Stored items:

....

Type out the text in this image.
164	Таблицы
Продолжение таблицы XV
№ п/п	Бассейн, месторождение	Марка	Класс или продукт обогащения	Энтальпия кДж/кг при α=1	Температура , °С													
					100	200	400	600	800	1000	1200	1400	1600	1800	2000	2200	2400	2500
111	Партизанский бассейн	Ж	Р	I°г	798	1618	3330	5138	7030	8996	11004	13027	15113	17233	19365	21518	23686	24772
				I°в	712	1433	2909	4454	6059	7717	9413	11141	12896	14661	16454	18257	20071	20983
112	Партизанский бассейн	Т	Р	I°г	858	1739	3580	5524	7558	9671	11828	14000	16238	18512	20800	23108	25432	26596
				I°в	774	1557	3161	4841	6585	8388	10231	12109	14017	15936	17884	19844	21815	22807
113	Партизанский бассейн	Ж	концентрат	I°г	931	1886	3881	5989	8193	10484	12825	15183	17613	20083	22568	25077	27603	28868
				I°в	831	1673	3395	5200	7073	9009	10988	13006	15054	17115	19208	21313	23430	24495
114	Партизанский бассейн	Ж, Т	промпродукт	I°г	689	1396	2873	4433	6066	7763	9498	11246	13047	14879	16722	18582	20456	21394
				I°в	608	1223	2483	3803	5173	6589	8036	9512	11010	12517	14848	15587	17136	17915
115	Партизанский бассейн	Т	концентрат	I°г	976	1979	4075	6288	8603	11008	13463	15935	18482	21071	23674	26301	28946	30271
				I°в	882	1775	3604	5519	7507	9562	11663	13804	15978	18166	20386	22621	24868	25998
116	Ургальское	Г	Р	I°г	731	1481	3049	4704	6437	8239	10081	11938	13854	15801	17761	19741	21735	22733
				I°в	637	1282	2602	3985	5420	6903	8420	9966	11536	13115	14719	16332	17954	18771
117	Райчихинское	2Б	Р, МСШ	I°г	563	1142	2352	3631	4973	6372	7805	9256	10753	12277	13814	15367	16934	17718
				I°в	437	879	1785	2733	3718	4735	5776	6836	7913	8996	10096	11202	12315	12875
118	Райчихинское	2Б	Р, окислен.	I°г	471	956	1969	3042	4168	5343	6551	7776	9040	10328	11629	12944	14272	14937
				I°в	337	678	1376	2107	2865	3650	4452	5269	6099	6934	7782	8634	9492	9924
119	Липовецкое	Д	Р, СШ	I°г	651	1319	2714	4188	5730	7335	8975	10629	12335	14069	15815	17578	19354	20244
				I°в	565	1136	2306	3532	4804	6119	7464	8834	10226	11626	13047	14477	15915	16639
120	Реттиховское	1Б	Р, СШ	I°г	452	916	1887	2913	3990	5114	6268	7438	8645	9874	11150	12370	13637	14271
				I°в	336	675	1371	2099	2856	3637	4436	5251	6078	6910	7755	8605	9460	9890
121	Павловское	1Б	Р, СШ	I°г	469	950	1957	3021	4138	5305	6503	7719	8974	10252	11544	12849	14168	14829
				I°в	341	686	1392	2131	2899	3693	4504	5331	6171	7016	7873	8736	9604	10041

....

- _Written instruction_:
Which lines hold the word "Райчихинское"? Show each one.

- _Final result_:
117	Райчихинское	2Б	Р, МСШ	I°г	563	1142	2352	3631	4973	6372	7805	9256	10753	12277	13814	15367	16934	17718
118	Райчихинское	2Б	Р, окислен.	I°г	471	956	1969	3042	4168	5343	6551	7776	9040	10328	11629	12944	14272	14937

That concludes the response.